TASK STATEMENT
Please print all of the material below, word for word.

Stored data
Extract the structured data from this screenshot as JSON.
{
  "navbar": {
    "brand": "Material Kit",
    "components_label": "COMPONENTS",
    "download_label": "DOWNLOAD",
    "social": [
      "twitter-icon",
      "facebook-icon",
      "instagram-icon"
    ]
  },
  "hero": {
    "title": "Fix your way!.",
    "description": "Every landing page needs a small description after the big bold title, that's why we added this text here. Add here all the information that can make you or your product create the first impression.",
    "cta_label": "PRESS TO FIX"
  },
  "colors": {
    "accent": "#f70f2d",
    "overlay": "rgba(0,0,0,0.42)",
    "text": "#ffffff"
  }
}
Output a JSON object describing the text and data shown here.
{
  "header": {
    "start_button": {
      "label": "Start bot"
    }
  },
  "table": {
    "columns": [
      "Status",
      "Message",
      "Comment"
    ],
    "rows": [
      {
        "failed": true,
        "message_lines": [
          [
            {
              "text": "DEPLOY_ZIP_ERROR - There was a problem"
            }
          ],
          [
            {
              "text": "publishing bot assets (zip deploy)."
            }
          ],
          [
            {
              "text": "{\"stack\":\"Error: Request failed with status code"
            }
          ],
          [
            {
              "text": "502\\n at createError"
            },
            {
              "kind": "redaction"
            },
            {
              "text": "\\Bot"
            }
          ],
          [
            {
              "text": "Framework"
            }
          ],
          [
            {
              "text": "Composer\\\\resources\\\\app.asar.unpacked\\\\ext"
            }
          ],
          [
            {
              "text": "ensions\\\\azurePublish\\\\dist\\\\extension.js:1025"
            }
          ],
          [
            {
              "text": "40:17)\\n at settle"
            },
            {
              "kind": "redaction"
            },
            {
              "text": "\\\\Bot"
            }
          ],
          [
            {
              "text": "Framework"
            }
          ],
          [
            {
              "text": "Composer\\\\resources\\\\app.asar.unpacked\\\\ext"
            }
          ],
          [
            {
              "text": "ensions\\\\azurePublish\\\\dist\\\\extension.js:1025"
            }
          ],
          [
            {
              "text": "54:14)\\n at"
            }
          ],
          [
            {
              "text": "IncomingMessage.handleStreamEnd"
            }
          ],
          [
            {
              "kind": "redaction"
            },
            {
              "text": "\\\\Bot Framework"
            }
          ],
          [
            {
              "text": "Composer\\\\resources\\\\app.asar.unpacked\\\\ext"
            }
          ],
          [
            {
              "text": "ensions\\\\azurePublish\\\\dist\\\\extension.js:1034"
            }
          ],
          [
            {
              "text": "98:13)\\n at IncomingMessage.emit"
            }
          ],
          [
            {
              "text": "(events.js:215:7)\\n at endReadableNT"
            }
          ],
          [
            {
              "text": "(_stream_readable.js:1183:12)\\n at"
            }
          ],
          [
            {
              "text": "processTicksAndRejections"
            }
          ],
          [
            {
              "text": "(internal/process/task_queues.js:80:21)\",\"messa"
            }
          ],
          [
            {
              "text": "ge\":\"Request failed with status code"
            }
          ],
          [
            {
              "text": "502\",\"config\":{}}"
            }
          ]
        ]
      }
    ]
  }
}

RESULT BELOW
Extract the structured data from this screenshot as JSON.
{
  "navbar": {
    "brand": "Material Kit",
    "components_label": "COMPONENTS",
    "download_label": "DOWNLOAD",
    "social": [
      "twitter-icon",
      "facebook-icon",
      "instagram-icon"
    ]
  },
  "hero": {
    "title": "Fix your way!.",
    "description": "Every landing page needs a small description after the big bold title, that's why we added this text here. Add here all the information that can make you or your product create the first impression.",
    "cta_label": "PRESS TO FIX"
  },
  "colors": {
    "accent": "#f70f2d",
    "overlay": "rgba(0,0,0,0.42)",
    "text": "#ffffff"
  }
}
Output a JSON object describing the text and data shown here.
{
  "header": {
    "start_button": {
      "label": "Start bot"
    }
  },
  "table": {
    "columns": [
      "Status",
      "Message",
      "Comment"
    ],
    "rows": [
      {
        "failed": true,
        "message_lines": [
          [
            {
              "text": "DEPLOY_ZIP_ERROR - There was a problem"
            }
          ],
          [
            {
              "text": "publishing bot assets (zip deploy)."
            }
          ],
          [
            {
              "text": "{\"stack\":\"Error: Request failed with status code"
            }
          ],
          [
            {
              "text": "502\\n at createError"
            },
            {
              "kind": "redaction"
            },
            {
              "text": "\\Bot"
            }
          ],
          [
            {
              "text": "Framework"
            }
          ],
          [
            {
              "text": "Composer\\\\resources\\\\app.asar.unpacked\\\\ext"
            }
          ],
          [
            {
              "text": "ensions\\\\azurePublish\\\\dist\\\\extension.js:1025"
            }
          ],
          [
            {
              "text": "40:17)\\n at settle"
            },
            {
              "kind": "redaction"
            },
            {
              "text": "\\\\Bot"
            }
          ],
          [
            {
              "text": "Framework"
            }
          ],
          [
            {
              "text": "Composer\\\\resources\\\\app.asar.unpacked\\\\ext"
            }
          ],
          [
            {
              "text": "ensions\\\\azurePublish\\\\dist\\\\extension.js:1025"
            }
          ],
          [
            {
              "text": "54:14)\\n at"
            }
          ],
          [
            {
              "text": "IncomingMessage.handleStreamEnd"
            }
          ],
          [
            {
              "kind": "redaction"
            },
            {
              "text": "\\\\Bot Framework"
            }
          ],
          [
            {
              "text": "Composer\\\\resources\\\\app.asar.unpacked\\\\ext"
            }
          ],
          [
            {
              "text": "ensions\\\\azurePublish\\\\dist\\\\extension.js:1034"
            }
          ],
          [
            {
              "text": "98:13)\\n at IncomingMessage.emit"
            }
          ],
          [
            {
              "text": "(events.js:215:7)\\n at endReadableNT"
            }
          ],
          [
            {
              "text": "(_stream_readable.js:1183:12)\\n at"
            }
          ],
          [
            {
              "text": "processTicksAndRejections"
            }
          ],
          [
            {
              "text": "(internal/process/task_queues.js:80:21)\",\"messa"
            }
          ],
          [
            {
              "text": "ge\":\"Request failed with status code"
            }
          ],
          [
            {
              "text": "502\",\"config\":{}}"
            }
          ]
        ]
      }
    ]
  }
}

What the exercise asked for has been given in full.